Work to do >>
Print the entries verbatim, leaving out the images they contain.

━━━━━━

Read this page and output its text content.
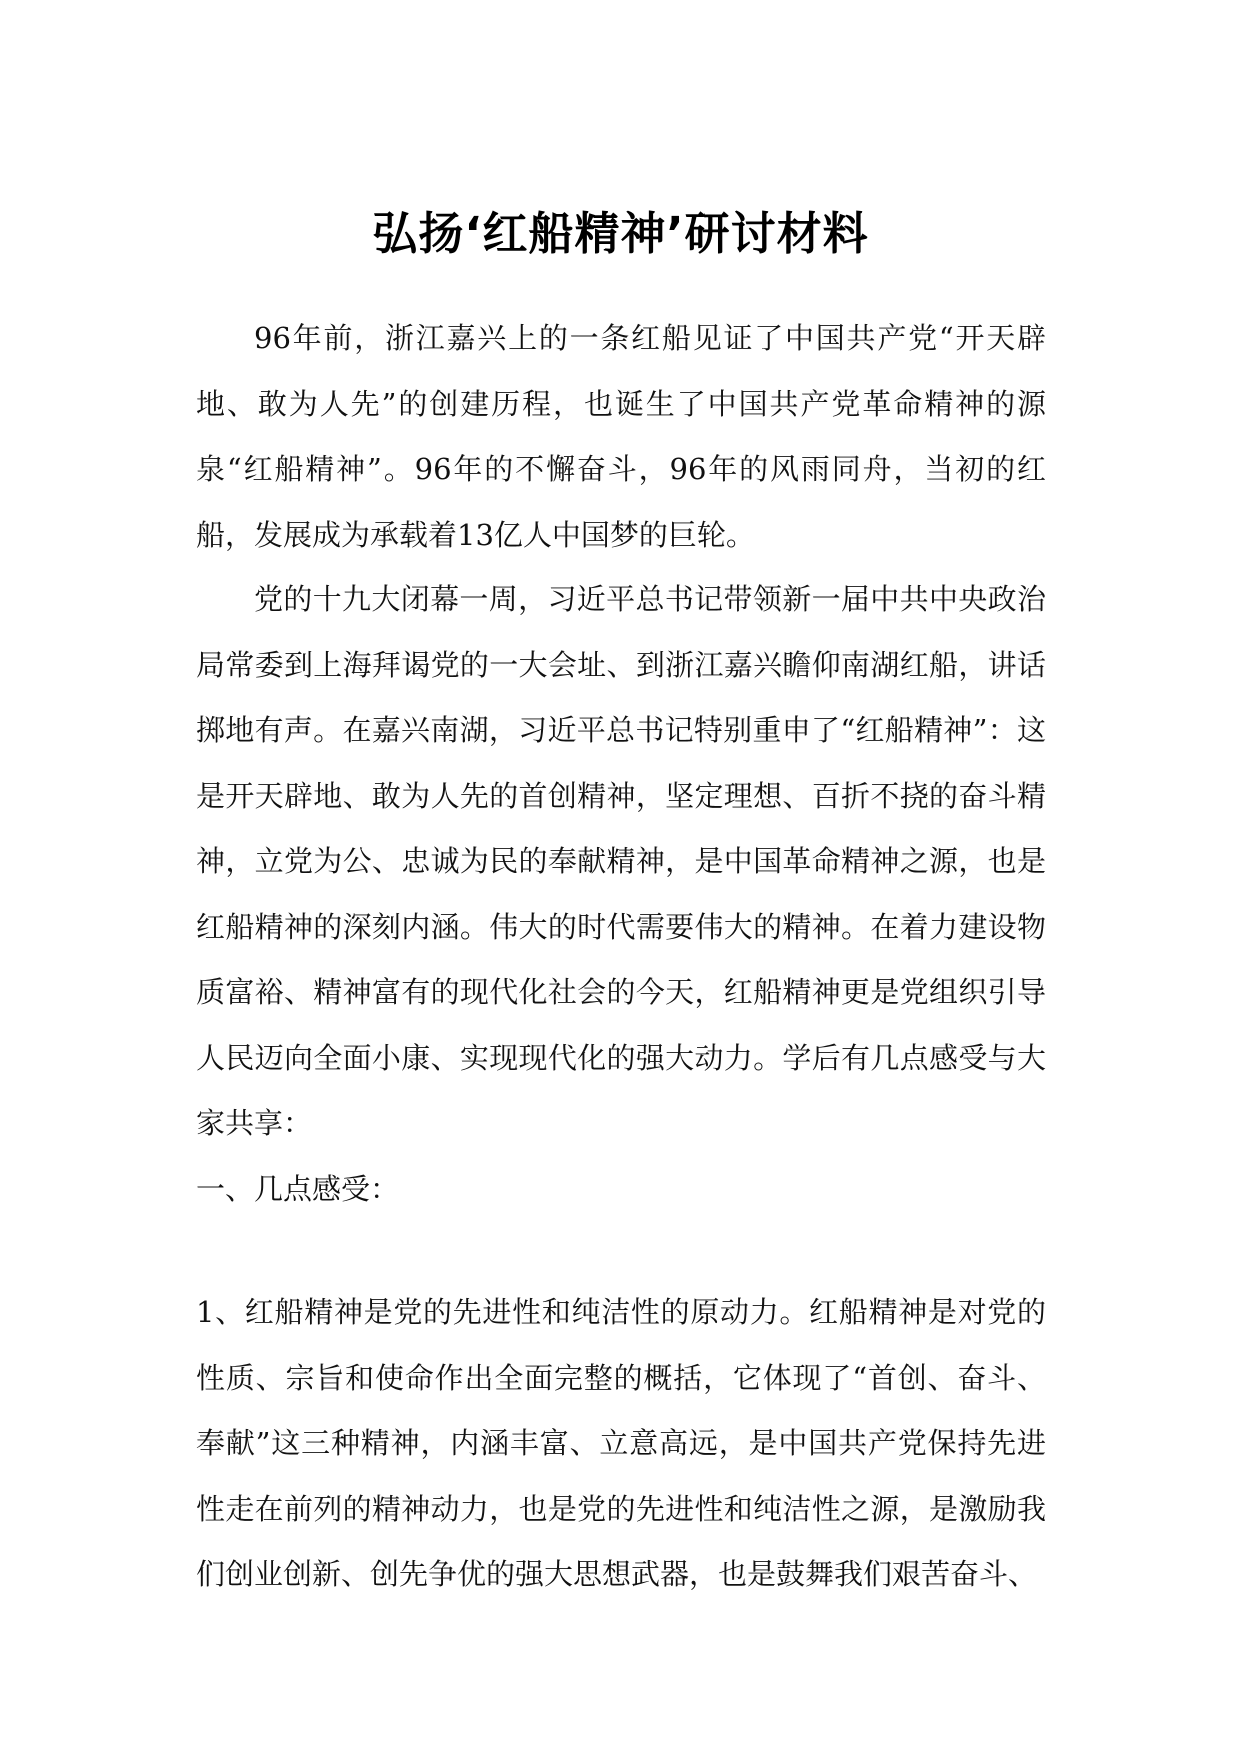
弘扬‘红船精神’研讨材料

96年前，浙江嘉兴上的一条红船见证了中国共产党“开天辟地、敢为人先”的创建历程，也诞生了中国共产党革命精神的源泉“红船精神”。96年的不懈奋斗，96年的风雨同舟，当初的红船，发展成为承载着13亿人中国梦的巨轮。

党的十九大闭幕一周，习近平总书记带领新一届中共中央政治局常委到上海拜谒党的一大会址、到浙江嘉兴瞻仰南湖红船，讲话掷地有声。在嘉兴南湖，习近平总书记特别重申了“红船精神”：这是开天辟地、敢为人先的首创精神，坚定理想、百折不挠的奋斗精神，立党为公、忠诚为民的奉献精神，是中国革命精神之源，也是红船精神的深刻内涵。伟大的时代需要伟大的精神。在着力建设物质富裕、精神富有的现代化社会的今天，红船精神更是党组织引导人民迈向全面小康、实现现代化的强大动力。学后有几点感受与大家共享：

一、几点感受：

1、红船精神是党的先进性和纯洁性的原动力。红船精神是对党的性质、宗旨和使命作出全面完整的概括，它体现了“首创、奋斗、奉献”这三种精神，内涵丰富、立意高远，是中国共产党保持先进性走在前列的精神动力，也是党的先进性和纯洁性之源，是激励我们创业创新、创先争优的强大思想武器，也是鼓舞我们艰苦奋斗、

━━━━━━

Complete response >>
Read this page and output its text content.
弘扬‘红船精神’研讨材料

96年前，浙江嘉兴上的一条红船见证了中国共产党“开天辟地、敢为人先”的创建历程，也诞生了中国共产党革命精神的源泉“红船精神”。96年的不懈奋斗，96年的风雨同舟，当初的红船，发展成为承载着13亿人中国梦的巨轮。

党的十九大闭幕一周，习近平总书记带领新一届中共中央政治局常委到上海拜谒党的一大会址、到浙江嘉兴瞻仰南湖红船，讲话掷地有声。在嘉兴南湖，习近平总书记特别重申了“红船精神”：这是开天辟地、敢为人先的首创精神，坚定理想、百折不挠的奋斗精神，立党为公、忠诚为民的奉献精神，是中国革命精神之源，也是红船精神的深刻内涵。伟大的时代需要伟大的精神。在着力建设物质富裕、精神富有的现代化社会的今天，红船精神更是党组织引导人民迈向全面小康、实现现代化的强大动力。学后有几点感受与大家共享：

一、几点感受：

1、红船精神是党的先进性和纯洁性的原动力。红船精神是对党的性质、宗旨和使命作出全面完整的概括，它体现了“首创、奋斗、奉献”这三种精神，内涵丰富、立意高远，是中国共产党保持先进性走在前列的精神动力，也是党的先进性和纯洁性之源，是激励我们创业创新、创先争优的强大思想武器，也是鼓舞我们艰苦奋斗、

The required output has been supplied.